#### [PROBLEM TO SOLVE]
Will you output all of the data below exactly, omitting the images?

-- begin AVAILABLE RECORDS --

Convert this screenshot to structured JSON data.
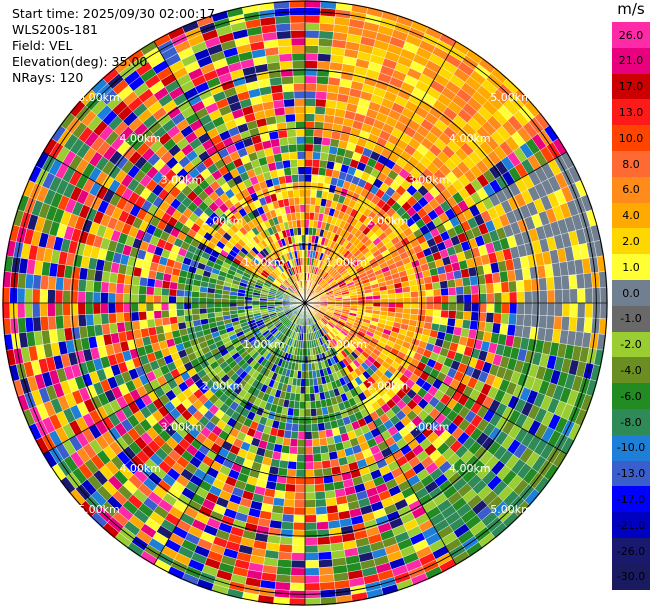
{
  "header": {
    "start_time": "Start time: 2025/09/30 02:00:17",
    "instrument": "WLS200s-181",
    "field": "Field: VEL",
    "elevation": "Elevation(deg): 35.00",
    "nrays": "NRays: 120"
  },
  "colorbar": {
    "unit": "m/s",
    "ticks": [
      "26.0",
      "21.0",
      "17.0",
      "13.0",
      "10.0",
      "8.0",
      "6.0",
      "4.0",
      "2.0",
      "1.0",
      "0.0",
      "-1.0",
      "-2.0",
      "-4.0",
      "-6.0",
      "-8.0",
      "-10.0",
      "-13.0",
      "-17.0",
      "-21.0",
      "-26.0",
      "-30.0"
    ],
    "colors": [
      "#ff2aa8",
      "#e8007f",
      "#cc0000",
      "#ff1a1a",
      "#ff4400",
      "#ff6a33",
      "#ff8c1a",
      "#ffaa00",
      "#ffd700",
      "#ffff33",
      "#708090",
      "#696969",
      "#9acd32",
      "#6b8e23",
      "#228b22",
      "#2e8b57",
      "#1e7fd8",
      "#3a5fcd",
      "#0000ff",
      "#0000c0",
      "#191970",
      "#1a1a60"
    ]
  },
  "ring_labels": {
    "r1": "1.00km",
    "r2": "2.00km",
    "r3": "3.00km",
    "r4": "4.00km",
    "r5": "5.00km"
  }
}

-- end AVAILABLE RECORDS --

#### [IN RESPONSE]
Convert this screenshot to structured JSON data.
{
  "header": {
    "start_time": "Start time: 2025/09/30 02:00:17",
    "instrument": "WLS200s-181",
    "field": "Field: VEL",
    "elevation": "Elevation(deg): 35.00",
    "nrays": "NRays: 120"
  },
  "colorbar": {
    "unit": "m/s",
    "ticks": [
      "26.0",
      "21.0",
      "17.0",
      "13.0",
      "10.0",
      "8.0",
      "6.0",
      "4.0",
      "2.0",
      "1.0",
      "0.0",
      "-1.0",
      "-2.0",
      "-4.0",
      "-6.0",
      "-8.0",
      "-10.0",
      "-13.0",
      "-17.0",
      "-21.0",
      "-26.0",
      "-30.0"
    ],
    "colors": [
      "#ff2aa8",
      "#e8007f",
      "#cc0000",
      "#ff1a1a",
      "#ff4400",
      "#ff6a33",
      "#ff8c1a",
      "#ffaa00",
      "#ffd700",
      "#ffff33",
      "#708090",
      "#696969",
      "#9acd32",
      "#6b8e23",
      "#228b22",
      "#2e8b57",
      "#1e7fd8",
      "#3a5fcd",
      "#0000ff",
      "#0000c0",
      "#191970",
      "#1a1a60"
    ]
  },
  "ring_labels": {
    "r1": "1.00km",
    "r2": "2.00km",
    "r3": "3.00km",
    "r4": "4.00km",
    "r5": "5.00km"
  }
}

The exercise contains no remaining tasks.